begin Entries supplied

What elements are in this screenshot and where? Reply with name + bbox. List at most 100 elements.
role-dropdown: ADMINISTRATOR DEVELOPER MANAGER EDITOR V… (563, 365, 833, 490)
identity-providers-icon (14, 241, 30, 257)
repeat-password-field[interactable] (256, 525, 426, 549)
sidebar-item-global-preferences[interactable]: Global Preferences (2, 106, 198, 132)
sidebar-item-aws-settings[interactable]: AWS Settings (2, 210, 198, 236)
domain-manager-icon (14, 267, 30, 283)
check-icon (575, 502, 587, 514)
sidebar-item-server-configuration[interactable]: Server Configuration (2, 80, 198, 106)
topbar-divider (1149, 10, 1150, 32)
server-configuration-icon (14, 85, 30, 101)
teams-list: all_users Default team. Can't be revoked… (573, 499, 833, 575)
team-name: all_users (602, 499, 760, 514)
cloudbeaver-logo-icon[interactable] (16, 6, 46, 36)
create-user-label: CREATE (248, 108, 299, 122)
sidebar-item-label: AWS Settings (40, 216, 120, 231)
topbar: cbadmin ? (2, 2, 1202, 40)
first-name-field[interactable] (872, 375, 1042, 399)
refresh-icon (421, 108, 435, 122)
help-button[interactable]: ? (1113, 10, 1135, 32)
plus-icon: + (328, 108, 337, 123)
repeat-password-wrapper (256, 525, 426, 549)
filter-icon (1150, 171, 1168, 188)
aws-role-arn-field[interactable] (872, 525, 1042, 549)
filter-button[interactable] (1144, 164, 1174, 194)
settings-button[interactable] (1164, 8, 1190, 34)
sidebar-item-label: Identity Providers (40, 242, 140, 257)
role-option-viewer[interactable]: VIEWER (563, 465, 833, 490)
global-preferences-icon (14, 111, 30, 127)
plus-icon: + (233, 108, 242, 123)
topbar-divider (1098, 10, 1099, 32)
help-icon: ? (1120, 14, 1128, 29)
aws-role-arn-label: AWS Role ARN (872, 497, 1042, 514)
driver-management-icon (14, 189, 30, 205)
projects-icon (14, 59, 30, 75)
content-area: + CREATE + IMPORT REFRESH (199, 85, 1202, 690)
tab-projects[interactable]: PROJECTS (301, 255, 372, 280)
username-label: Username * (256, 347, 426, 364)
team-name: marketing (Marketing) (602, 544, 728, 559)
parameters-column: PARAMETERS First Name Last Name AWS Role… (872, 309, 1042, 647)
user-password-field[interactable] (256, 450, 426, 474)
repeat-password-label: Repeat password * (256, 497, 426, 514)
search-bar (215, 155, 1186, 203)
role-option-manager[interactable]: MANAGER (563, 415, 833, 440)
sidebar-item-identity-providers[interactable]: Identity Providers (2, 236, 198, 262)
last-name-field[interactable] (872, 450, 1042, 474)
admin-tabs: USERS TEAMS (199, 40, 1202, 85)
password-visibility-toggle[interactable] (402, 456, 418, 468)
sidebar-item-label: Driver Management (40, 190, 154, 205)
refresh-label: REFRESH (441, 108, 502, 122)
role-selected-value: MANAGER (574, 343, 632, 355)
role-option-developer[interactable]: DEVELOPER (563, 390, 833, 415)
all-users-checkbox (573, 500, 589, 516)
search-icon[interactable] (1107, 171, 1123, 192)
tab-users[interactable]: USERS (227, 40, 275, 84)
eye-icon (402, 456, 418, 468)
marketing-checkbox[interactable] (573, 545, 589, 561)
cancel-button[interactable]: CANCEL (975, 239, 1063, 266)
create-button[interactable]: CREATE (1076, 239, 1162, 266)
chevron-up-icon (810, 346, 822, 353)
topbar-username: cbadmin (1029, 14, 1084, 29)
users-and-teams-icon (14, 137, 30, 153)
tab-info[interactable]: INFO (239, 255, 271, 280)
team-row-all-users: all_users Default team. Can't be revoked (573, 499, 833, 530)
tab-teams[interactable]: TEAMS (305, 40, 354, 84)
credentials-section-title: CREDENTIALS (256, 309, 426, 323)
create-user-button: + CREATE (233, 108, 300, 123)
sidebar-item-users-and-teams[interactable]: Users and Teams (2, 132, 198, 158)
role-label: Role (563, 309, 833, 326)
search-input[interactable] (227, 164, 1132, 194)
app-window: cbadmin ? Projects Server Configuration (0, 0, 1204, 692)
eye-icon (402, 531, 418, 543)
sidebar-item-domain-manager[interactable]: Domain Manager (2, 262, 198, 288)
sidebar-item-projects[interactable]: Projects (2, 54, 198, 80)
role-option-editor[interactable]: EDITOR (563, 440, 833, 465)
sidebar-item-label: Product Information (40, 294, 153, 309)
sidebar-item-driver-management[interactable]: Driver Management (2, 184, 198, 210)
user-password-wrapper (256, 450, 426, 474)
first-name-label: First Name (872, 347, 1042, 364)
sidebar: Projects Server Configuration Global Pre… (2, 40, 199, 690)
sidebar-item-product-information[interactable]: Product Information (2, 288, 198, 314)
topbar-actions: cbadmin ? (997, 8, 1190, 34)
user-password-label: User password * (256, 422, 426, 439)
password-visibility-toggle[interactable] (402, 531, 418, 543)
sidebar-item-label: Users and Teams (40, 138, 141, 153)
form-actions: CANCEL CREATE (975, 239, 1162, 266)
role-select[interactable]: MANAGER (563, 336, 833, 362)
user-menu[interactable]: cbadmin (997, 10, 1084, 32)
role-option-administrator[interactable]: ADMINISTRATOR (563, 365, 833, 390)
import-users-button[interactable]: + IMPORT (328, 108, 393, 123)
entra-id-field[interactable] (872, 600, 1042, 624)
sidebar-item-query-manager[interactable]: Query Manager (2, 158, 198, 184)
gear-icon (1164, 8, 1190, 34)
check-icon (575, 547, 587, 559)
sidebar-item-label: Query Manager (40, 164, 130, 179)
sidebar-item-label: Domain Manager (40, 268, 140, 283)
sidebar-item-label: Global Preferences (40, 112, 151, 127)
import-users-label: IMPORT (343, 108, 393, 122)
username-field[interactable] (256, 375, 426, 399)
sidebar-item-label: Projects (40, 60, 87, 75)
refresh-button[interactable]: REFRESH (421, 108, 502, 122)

end Entries supplied

**What you need to do:** Can you update the records above by replacing every "sidebar-item-label" with "nav-item-label" and leaving all other text the same?

**Answer in full:**
What elements are in this screenshot and where? Reply with name + bbox. List at most 100 elements.
role-dropdown: ADMINISTRATOR DEVELOPER MANAGER EDITOR V… (563, 365, 833, 490)
identity-providers-icon (14, 241, 30, 257)
repeat-password-field[interactable] (256, 525, 426, 549)
sidebar-item-global-preferences[interactable]: Global Preferences (2, 106, 198, 132)
sidebar-item-aws-settings[interactable]: AWS Settings (2, 210, 198, 236)
domain-manager-icon (14, 267, 30, 283)
check-icon (575, 502, 587, 514)
sidebar-item-server-configuration[interactable]: Server Configuration (2, 80, 198, 106)
topbar-divider (1149, 10, 1150, 32)
server-configuration-icon (14, 85, 30, 101)
teams-list: all_users Default team. Can't be revoked… (573, 499, 833, 575)
team-name: all_users (602, 499, 760, 514)
cloudbeaver-logo-icon[interactable] (16, 6, 46, 36)
create-user-label: CREATE (248, 108, 299, 122)
nav-item-label: AWS Settings (40, 216, 120, 231)
topbar: cbadmin ? (2, 2, 1202, 40)
first-name-field[interactable] (872, 375, 1042, 399)
refresh-icon (421, 108, 435, 122)
help-button[interactable]: ? (1113, 10, 1135, 32)
plus-icon: + (328, 108, 337, 123)
repeat-password-wrapper (256, 525, 426, 549)
filter-icon (1150, 171, 1168, 188)
aws-role-arn-field[interactable] (872, 525, 1042, 549)
filter-button[interactable] (1144, 164, 1174, 194)
settings-button[interactable] (1164, 8, 1190, 34)
nav-item-label: Identity Providers (40, 242, 140, 257)
role-option-viewer[interactable]: VIEWER (563, 465, 833, 490)
global-preferences-icon (14, 111, 30, 127)
plus-icon: + (233, 108, 242, 123)
topbar-divider (1098, 10, 1099, 32)
help-icon: ? (1120, 14, 1128, 29)
aws-role-arn-label: AWS Role ARN (872, 497, 1042, 514)
driver-management-icon (14, 189, 30, 205)
projects-icon (14, 59, 30, 75)
content-area: + CREATE + IMPORT REFRESH (199, 85, 1202, 690)
tab-projects[interactable]: PROJECTS (301, 255, 372, 280)
username-label: Username * (256, 347, 426, 364)
team-name: marketing (Marketing) (602, 544, 728, 559)
parameters-column: PARAMETERS First Name Last Name AWS Role… (872, 309, 1042, 647)
user-password-field[interactable] (256, 450, 426, 474)
repeat-password-label: Repeat password * (256, 497, 426, 514)
search-bar (215, 155, 1186, 203)
role-option-manager[interactable]: MANAGER (563, 415, 833, 440)
sidebar-item-identity-providers[interactable]: Identity Providers (2, 236, 198, 262)
last-name-field[interactable] (872, 450, 1042, 474)
admin-tabs: USERS TEAMS (199, 40, 1202, 85)
password-visibility-toggle[interactable] (402, 456, 418, 468)
nav-item-label: Driver Management (40, 190, 154, 205)
refresh-label: REFRESH (441, 108, 502, 122)
role-selected-value: MANAGER (574, 343, 632, 355)
role-option-developer[interactable]: DEVELOPER (563, 390, 833, 415)
all-users-checkbox (573, 500, 589, 516)
search-icon[interactable] (1107, 171, 1123, 192)
tab-users[interactable]: USERS (227, 40, 275, 84)
eye-icon (402, 456, 418, 468)
marketing-checkbox[interactable] (573, 545, 589, 561)
cancel-button[interactable]: CANCEL (975, 239, 1063, 266)
create-button[interactable]: CREATE (1076, 239, 1162, 266)
chevron-up-icon (810, 346, 822, 353)
topbar-username: cbadmin (1029, 14, 1084, 29)
users-and-teams-icon (14, 137, 30, 153)
tab-info[interactable]: INFO (239, 255, 271, 280)
team-row-all-users: all_users Default team. Can't be revoked (573, 499, 833, 530)
tab-teams[interactable]: TEAMS (305, 40, 354, 84)
credentials-section-title: CREDENTIALS (256, 309, 426, 323)
create-user-button: + CREATE (233, 108, 300, 123)
sidebar-item-users-and-teams[interactable]: Users and Teams (2, 132, 198, 158)
role-label: Role (563, 309, 833, 326)
search-input[interactable] (227, 164, 1132, 194)
app-window: cbadmin ? Projects Server Configuration (0, 0, 1204, 692)
eye-icon (402, 531, 418, 543)
sidebar-item-domain-manager[interactable]: Domain Manager (2, 262, 198, 288)
sidebar-item-projects[interactable]: Projects (2, 54, 198, 80)
role-option-editor[interactable]: EDITOR (563, 440, 833, 465)
nav-item-label: Product Information (40, 294, 153, 309)
sidebar-item-driver-management[interactable]: Driver Management (2, 184, 198, 210)
user-password-wrapper (256, 450, 426, 474)
first-name-label: First Name (872, 347, 1042, 364)
sidebar: Projects Server Configuration Global Pre… (2, 40, 199, 690)
sidebar-item-product-information[interactable]: Product Information (2, 288, 198, 314)
topbar-actions: cbadmin ? (997, 8, 1190, 34)
user-password-label: User password * (256, 422, 426, 439)
password-visibility-toggle[interactable] (402, 531, 418, 543)
nav-item-label: Users and Teams (40, 138, 141, 153)
form-actions: CANCEL CREATE (975, 239, 1162, 266)
role-select[interactable]: MANAGER (563, 336, 833, 362)
user-menu[interactable]: cbadmin (997, 10, 1084, 32)
role-option-administrator[interactable]: ADMINISTRATOR (563, 365, 833, 390)
import-users-button[interactable]: + IMPORT (328, 108, 393, 123)
entra-id-field[interactable] (872, 600, 1042, 624)
sidebar-item-query-manager[interactable]: Query Manager (2, 158, 198, 184)
gear-icon (1164, 8, 1190, 34)
check-icon (575, 547, 587, 559)
nav-item-label: Query Manager (40, 164, 130, 179)
nav-item-label: Domain Manager (40, 268, 140, 283)
nav-item-label: Global Preferences (40, 112, 151, 127)
import-users-label: IMPORT (343, 108, 393, 122)
username-field[interactable] (256, 375, 426, 399)
nav-item-label: Projects (40, 60, 87, 75)
refresh-button[interactable]: REFRESH (421, 108, 502, 122)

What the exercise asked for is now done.